- _What the task asks_
All the data must come back unchanged, except that pictures are left out.

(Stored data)
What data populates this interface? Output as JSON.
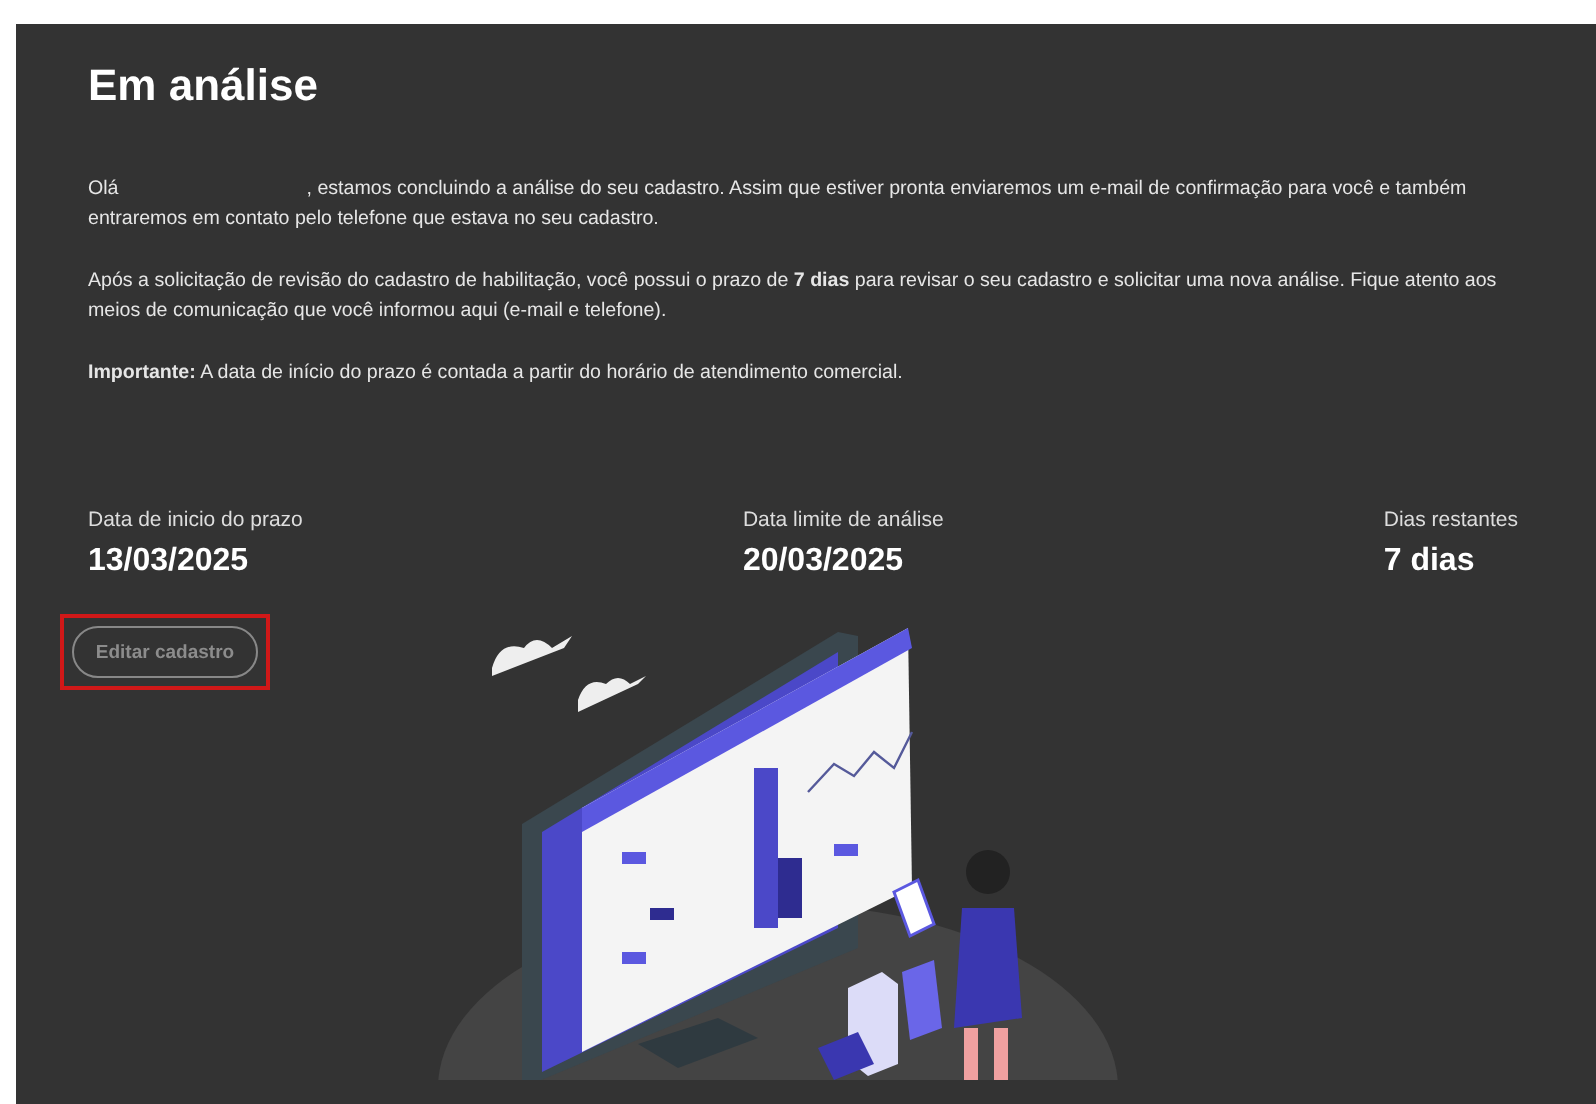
{
  "title": "Em análise",
  "paragraphs": [
    {
      "greeting": "Olá",
      "text": ", estamos concluindo a análise do seu cadastro. Assim que estiver pronta enviaremos um e-mail de confirmação para você e também entraremos em contato pelo telefone que estava no seu cadastro."
    },
    {
      "text": "Após a solicitação de revisão do cadastro de habilitação, você possui o prazo de **7 dias** para revisar o seu cadastro e solicitar uma nova análise. Fique atento aos meios de comunicação que você informou aqui (e-mail e telefone)."
    },
    {
      "text": "**Importante:** A data de início do prazo é contada a partir do horário de atendimento comercial."
    }
  ],
  "stats": [
    {
      "label": "Data de inicio do prazo",
      "value": "13/03/2025"
    },
    {
      "label": "Data limite de análise",
      "value": "20/03/2025"
    },
    {
      "label": "Dias restantes",
      "value": "7 dias"
    }
  ],
  "edit_button": {
    "label": "Editar cadastro",
    "disabled": true,
    "highlighted": true
  }
}
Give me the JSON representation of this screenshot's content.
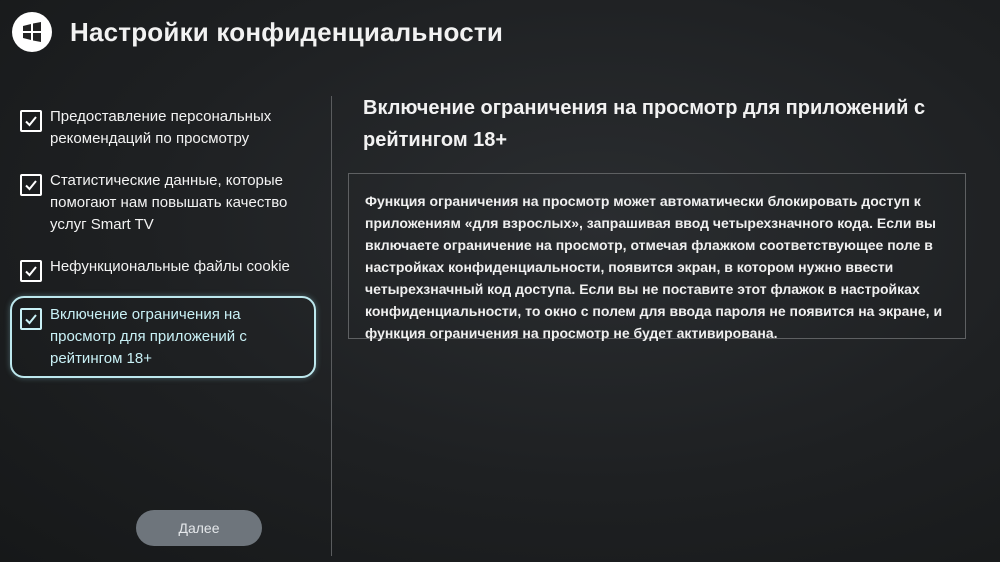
{
  "header": {
    "logo_icon": "app-grid-logo-icon",
    "title": "Настройки конфиденциальности"
  },
  "options": [
    {
      "label": "Предоставление персональных рекомендаций по просмотру",
      "checked": true,
      "selected": false
    },
    {
      "label": "Статистические данные, которые помогают нам повышать качество услуг Smart TV",
      "checked": true,
      "selected": false
    },
    {
      "label": "Нефункциональные файлы cookie",
      "checked": true,
      "selected": false
    },
    {
      "label": "Включение ограничения на просмотр для приложений с рейтингом 18+",
      "checked": true,
      "selected": true
    }
  ],
  "detail": {
    "title": "Включение ограничения на просмотр для приложений с рейтингом 18+",
    "body": "Функция ограничения на просмотр может автоматически блокировать доступ к приложениям «для взрослых», запрашивая ввод четырехзначного кода. Если вы включаете ограничение на просмотр, отмечая флажком соответствующее поле в настройках конфиденциальности, появится экран, в котором нужно ввести четырехзначный код доступа. Если вы не поставите этот флажок в настройках конфиденциальности, то окно с полем для ввода пароля не появится на экране, и функция ограничения на просмотр не будет активирована."
  },
  "footer": {
    "next_label": "Далее"
  },
  "colors": {
    "accent": "#bde8ee",
    "button_bg": "#6e757c",
    "background": "#1e2022"
  }
}
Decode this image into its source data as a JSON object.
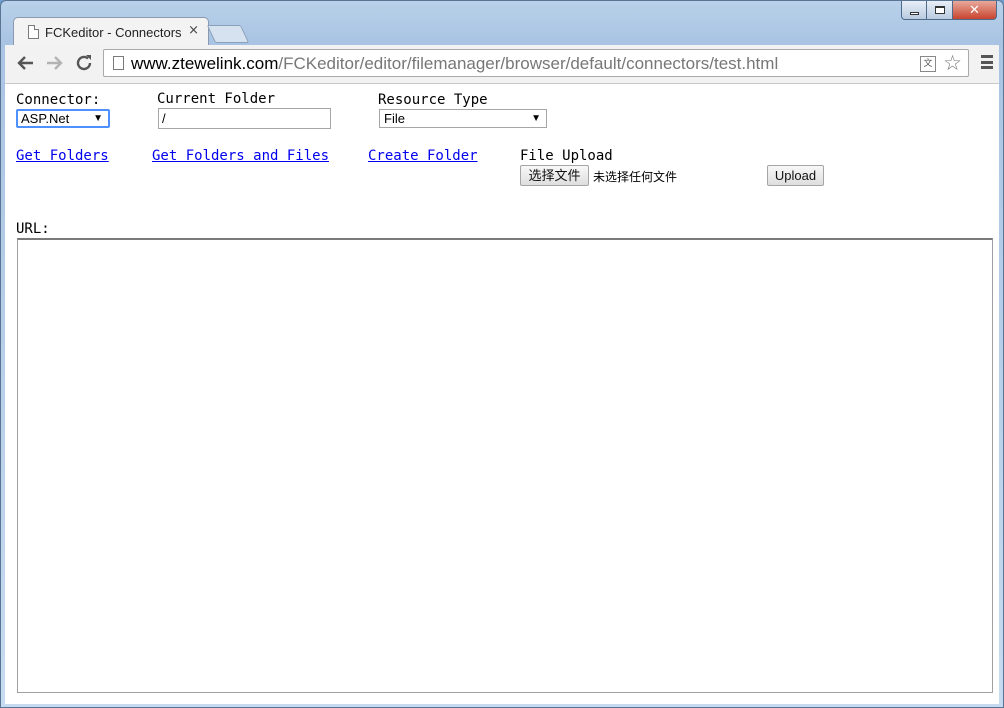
{
  "browser": {
    "tab_title": "FCKeditor - Connectors",
    "tab_close": "×",
    "url_host": "www.ztewelink.com",
    "url_path": "/FCKeditor/editor/filemanager/browser/default/connectors/test.html"
  },
  "form": {
    "connector_label": "Connector:",
    "connector_value": "ASP.Net",
    "current_folder_label": "Current Folder",
    "current_folder_value": "/",
    "resource_type_label": "Resource Type",
    "resource_type_value": "File"
  },
  "actions": {
    "get_folders": "Get Folders",
    "get_folders_files": "Get Folders and Files",
    "create_folder": "Create Folder",
    "file_upload_label": "File Upload",
    "choose_file_button": "选择文件",
    "no_file_chosen": "未选择任何文件",
    "upload_button": "Upload"
  },
  "url_label": "URL:",
  "icons": [
    "page-icon",
    "back-arrow-icon",
    "forward-arrow-icon",
    "reload-icon",
    "translate-icon",
    "star-icon",
    "menu-icon",
    "minimize-icon",
    "maximize-icon",
    "close-icon"
  ]
}
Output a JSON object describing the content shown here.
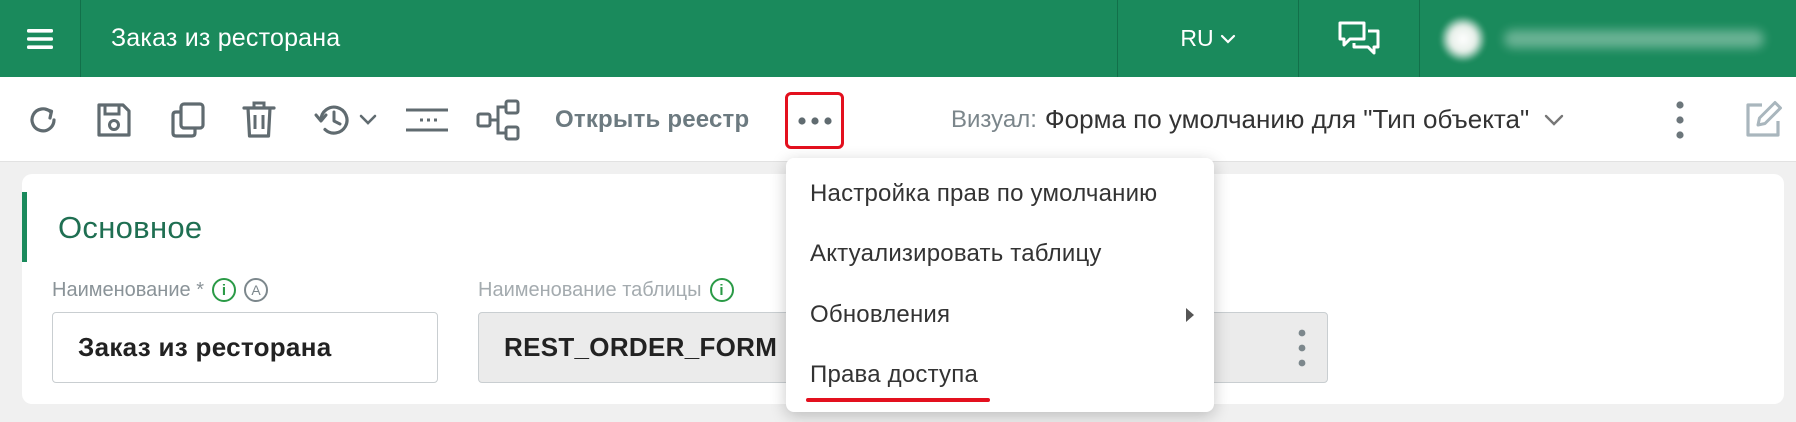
{
  "topbar": {
    "menu_icon": "hamburger-icon",
    "app_title": "Заказ из ресторана",
    "language": "RU",
    "language_icon": "chevron-down-icon",
    "chat_icon": "chat-bubbles-icon",
    "colors": {
      "primary": "#1a8a5c",
      "primary_dark": "#12704a"
    }
  },
  "toolbar": {
    "icons": [
      "refresh-icon",
      "save-icon",
      "copy-icon",
      "delete-icon",
      "history-icon",
      "list-icon",
      "structure-icon",
      "more-icon"
    ],
    "open_registry_label": "Открыть реестр",
    "visual_label": "Визуал:",
    "visual_value": "Форма по умолчанию для \"Тип объекта\"",
    "highlight_color": "#e3101e"
  },
  "section": {
    "title": "Основное"
  },
  "fields": [
    {
      "label": "Наименование *",
      "value": "Заказ из ресторана"
    },
    {
      "label": "Наименование таблицы",
      "value": "REST_ORDER_FORM"
    }
  ],
  "dropdown": {
    "items": [
      {
        "label": "Настройка прав по умолчанию"
      },
      {
        "label": "Актуализировать таблицу"
      },
      {
        "label": "Обновления",
        "submenu": true
      },
      {
        "label": "Права доступа",
        "highlighted": true
      }
    ]
  }
}
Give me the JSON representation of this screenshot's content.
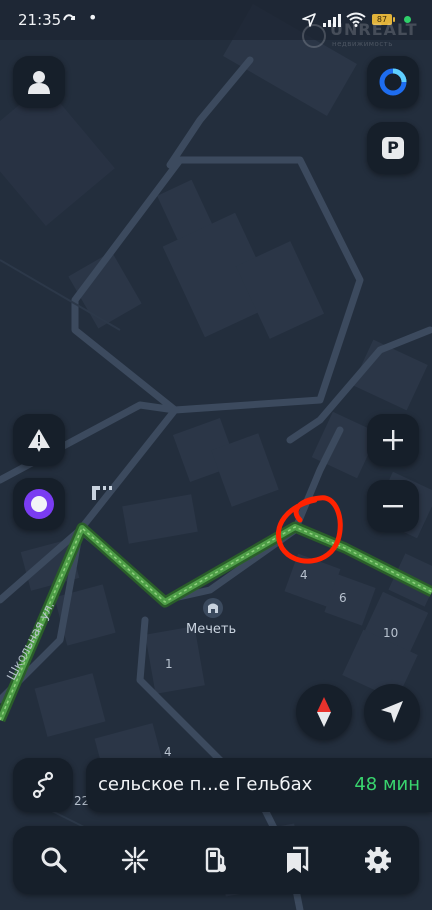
{
  "status_bar": {
    "time": "21:35",
    "battery": "87"
  },
  "watermark": {
    "brand": "UNREALT",
    "sub": "недвижимость"
  },
  "map": {
    "poi_label": "Мечеть",
    "street_label": "Школьная ул.",
    "house_numbers": [
      "4",
      "6",
      "10",
      "1",
      "4",
      "22"
    ]
  },
  "controls": {
    "parking_label": "P",
    "zoom_in": "+",
    "zoom_out": "−"
  },
  "route": {
    "destination": "сельское п...е Гельбах",
    "eta": "48 мин"
  },
  "nav_tabs": [
    "search-icon",
    "discovery-icon",
    "fuel-icon",
    "bookmarks-icon",
    "settings-icon"
  ],
  "colors": {
    "map_bg": "#232e3d",
    "route": "#3f8a3b",
    "eta": "#39d56e",
    "annotation": "#ff2200"
  }
}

- _Response_
What data populates this interface? Output as JSON.
{
  "title": "Em análise",
  "paragraphs": [
    {
      "greeting": "Olá",
      "text": ", estamos concluindo a análise do seu cadastro. Assim que estiver pronta enviaremos um e-mail de confirmação para você e também entraremos em contato pelo telefone que estava no seu cadastro."
    },
    {
      "text": "Após a solicitação de revisão do cadastro de habilitação, você possui o prazo de **7 dias** para revisar o seu cadastro e solicitar uma nova análise. Fique atento aos meios de comunicação que você informou aqui (e-mail e telefone)."
    },
    {
      "text": "**Importante:** A data de início do prazo é contada a partir do horário de atendimento comercial."
    }
  ],
  "stats": [
    {
      "label": "Data de inicio do prazo",
      "value": "13/03/2025"
    },
    {
      "label": "Data limite de análise",
      "value": "20/03/2025"
    },
    {
      "label": "Dias restantes",
      "value": "7 dias"
    }
  ],
  "edit_button": {
    "label": "Editar cadastro",
    "disabled": true,
    "highlighted": true
  }
}
Give me the JSON representation of this screenshot's content.
{
  "header": {
    "logo_icon": "app-grid-logo-icon",
    "title": "Настройки конфиденциальности"
  },
  "options": [
    {
      "label": "Предоставление персональных рекомендаций по просмотру",
      "checked": true,
      "selected": false
    },
    {
      "label": "Статистические данные, которые помогают нам повышать качество услуг Smart TV",
      "checked": true,
      "selected": false
    },
    {
      "label": "Нефункциональные файлы cookie",
      "checked": true,
      "selected": false
    },
    {
      "label": "Включение ограничения на просмотр для приложений с рейтингом 18+",
      "checked": true,
      "selected": true
    }
  ],
  "detail": {
    "title": "Включение ограничения на просмотр для приложений с рейтингом 18+",
    "body": "Функция ограничения на просмотр может автоматически блокировать доступ к приложениям «для взрослых», запрашивая ввод четырехзначного кода. Если вы включаете ограничение на просмотр, отмечая флажком соответствующее поле в настройках конфиденциальности, появится экран, в котором нужно ввести четырехзначный код доступа. Если вы не поставите этот флажок в настройках конфиденциальности, то окно с полем для ввода пароля не появится на экране, и функция ограничения на просмотр не будет активирована."
  },
  "footer": {
    "next_label": "Далее"
  },
  "colors": {
    "accent": "#bde8ee",
    "button_bg": "#6e757c",
    "background": "#1e2022"
  }
}
Decode this image into its source data as a JSON object.
{
  "browser": {
    "tab_title": "FCKeditor - Connectors",
    "tab_close": "×",
    "url_host": "www.ztewelink.com",
    "url_path": "/FCKeditor/editor/filemanager/browser/default/connectors/test.html"
  },
  "form": {
    "connector_label": "Connector:",
    "connector_value": "ASP.Net",
    "current_folder_label": "Current Folder",
    "current_folder_value": "/",
    "resource_type_label": "Resource Type",
    "resource_type_value": "File"
  },
  "actions": {
    "get_folders": "Get Folders",
    "get_folders_files": "Get Folders and Files",
    "create_folder": "Create Folder",
    "file_upload_label": "File Upload",
    "choose_file_button": "选择文件",
    "no_file_chosen": "未选择任何文件",
    "upload_button": "Upload"
  },
  "url_label": "URL:",
  "icons": [
    "page-icon",
    "back-arrow-icon",
    "forward-arrow-icon",
    "reload-icon",
    "translate-icon",
    "star-icon",
    "menu-icon",
    "minimize-icon",
    "maximize-icon",
    "close-icon"
  ]
}
Output a JSON object describing the content shown here.
{
  "topbar": {
    "menu_icon": "hamburger-icon",
    "app_title": "Заказ из ресторана",
    "language": "RU",
    "language_icon": "chevron-down-icon",
    "chat_icon": "chat-bubbles-icon",
    "colors": {
      "primary": "#1a8a5c",
      "primary_dark": "#12704a"
    }
  },
  "toolbar": {
    "icons": [
      "refresh-icon",
      "save-icon",
      "copy-icon",
      "delete-icon",
      "history-icon",
      "list-icon",
      "structure-icon",
      "more-icon"
    ],
    "open_registry_label": "Открыть реестр",
    "visual_label": "Визуал:",
    "visual_value": "Форма по умолчанию для \"Тип объекта\"",
    "highlight_color": "#e3101e"
  },
  "section": {
    "title": "Основное"
  },
  "fields": [
    {
      "label": "Наименование *",
      "value": "Заказ из ресторана"
    },
    {
      "label": "Наименование таблицы",
      "value": "REST_ORDER_FORM"
    }
  ],
  "dropdown": {
    "items": [
      {
        "label": "Настройка прав по умолчанию"
      },
      {
        "label": "Актуализировать таблицу"
      },
      {
        "label": "Обновления",
        "submenu": true
      },
      {
        "label": "Права доступа",
        "highlighted": true
      }
    ]
  }
}
Give me the JSON representation of this screenshot's content.
{
  "status_bar": {
    "time": "21:35",
    "battery": "87"
  },
  "watermark": {
    "brand": "UNREALT",
    "sub": "недвижимость"
  },
  "map": {
    "poi_label": "Мечеть",
    "street_label": "Школьная ул.",
    "house_numbers": [
      "4",
      "6",
      "10",
      "1",
      "4",
      "22"
    ]
  },
  "controls": {
    "parking_label": "P",
    "zoom_in": "+",
    "zoom_out": "−"
  },
  "route": {
    "destination": "сельское п...е Гельбах",
    "eta": "48 мин"
  },
  "nav_tabs": [
    "search-icon",
    "discovery-icon",
    "fuel-icon",
    "bookmarks-icon",
    "settings-icon"
  ],
  "colors": {
    "map_bg": "#232e3d",
    "route": "#3f8a3b",
    "eta": "#39d56e",
    "annotation": "#ff2200"
  }
}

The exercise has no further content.